Instruction: Using the records that follow, copy every line containing the word "APELLIDOS".

[Dataset rows]
[START]

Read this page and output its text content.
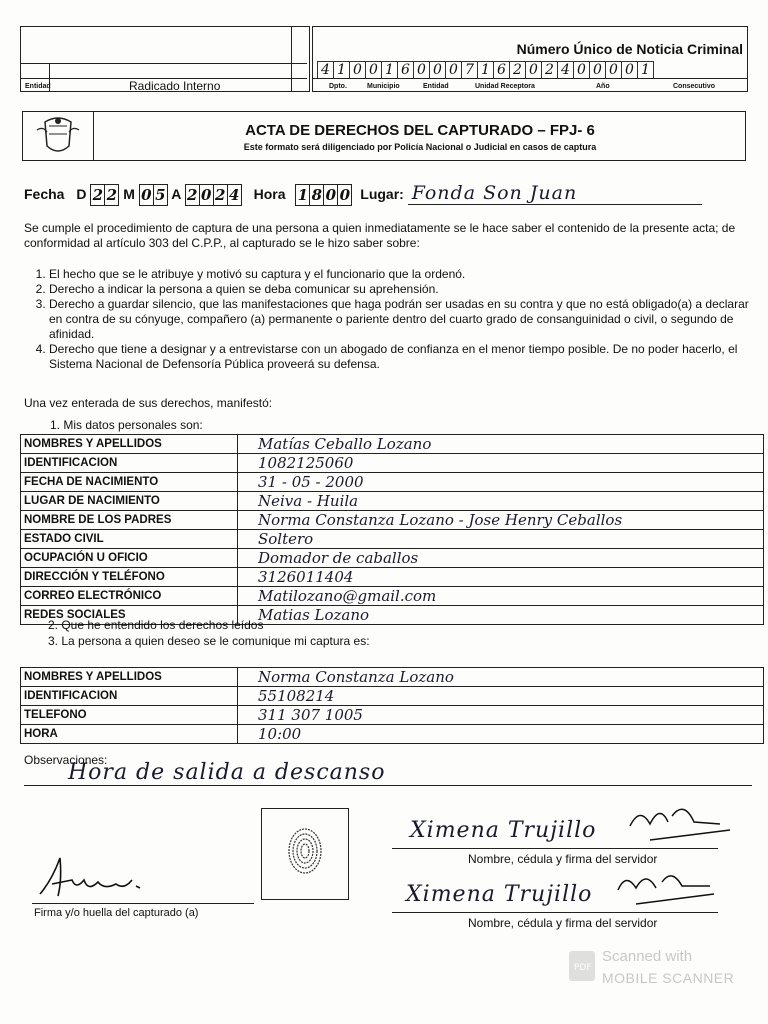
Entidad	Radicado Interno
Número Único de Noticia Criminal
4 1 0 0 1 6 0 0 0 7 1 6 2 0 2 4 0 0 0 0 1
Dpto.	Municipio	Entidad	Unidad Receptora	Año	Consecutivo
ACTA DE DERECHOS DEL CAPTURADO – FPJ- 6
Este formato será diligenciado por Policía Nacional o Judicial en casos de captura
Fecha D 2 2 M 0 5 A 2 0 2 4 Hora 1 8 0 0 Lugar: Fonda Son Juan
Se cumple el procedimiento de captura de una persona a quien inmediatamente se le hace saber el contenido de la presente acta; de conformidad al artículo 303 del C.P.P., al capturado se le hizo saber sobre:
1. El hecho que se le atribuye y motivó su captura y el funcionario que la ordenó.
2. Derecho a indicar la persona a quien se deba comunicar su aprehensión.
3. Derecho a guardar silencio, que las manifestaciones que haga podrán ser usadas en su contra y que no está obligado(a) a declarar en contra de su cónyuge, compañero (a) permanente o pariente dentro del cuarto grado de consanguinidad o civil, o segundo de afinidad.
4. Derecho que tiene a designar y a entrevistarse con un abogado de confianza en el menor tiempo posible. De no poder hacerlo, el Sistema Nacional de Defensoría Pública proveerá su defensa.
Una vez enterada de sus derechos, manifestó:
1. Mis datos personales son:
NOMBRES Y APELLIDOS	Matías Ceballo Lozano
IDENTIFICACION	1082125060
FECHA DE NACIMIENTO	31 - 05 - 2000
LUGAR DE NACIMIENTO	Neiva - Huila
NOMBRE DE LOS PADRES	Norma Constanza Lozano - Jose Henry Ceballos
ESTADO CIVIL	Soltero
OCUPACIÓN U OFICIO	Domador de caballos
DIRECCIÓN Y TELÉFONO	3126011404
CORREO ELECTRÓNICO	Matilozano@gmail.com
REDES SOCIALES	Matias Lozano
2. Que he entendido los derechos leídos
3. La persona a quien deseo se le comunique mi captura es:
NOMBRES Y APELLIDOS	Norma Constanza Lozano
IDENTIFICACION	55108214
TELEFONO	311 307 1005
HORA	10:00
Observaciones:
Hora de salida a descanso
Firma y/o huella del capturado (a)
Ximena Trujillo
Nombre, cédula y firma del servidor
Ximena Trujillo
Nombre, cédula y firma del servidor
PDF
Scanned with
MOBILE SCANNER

[END]

Exercise answer:
NOMBRES Y APELLIDOS	Matías Ceballo Lozano
NOMBRES Y APELLIDOS	Norma Constanza Lozano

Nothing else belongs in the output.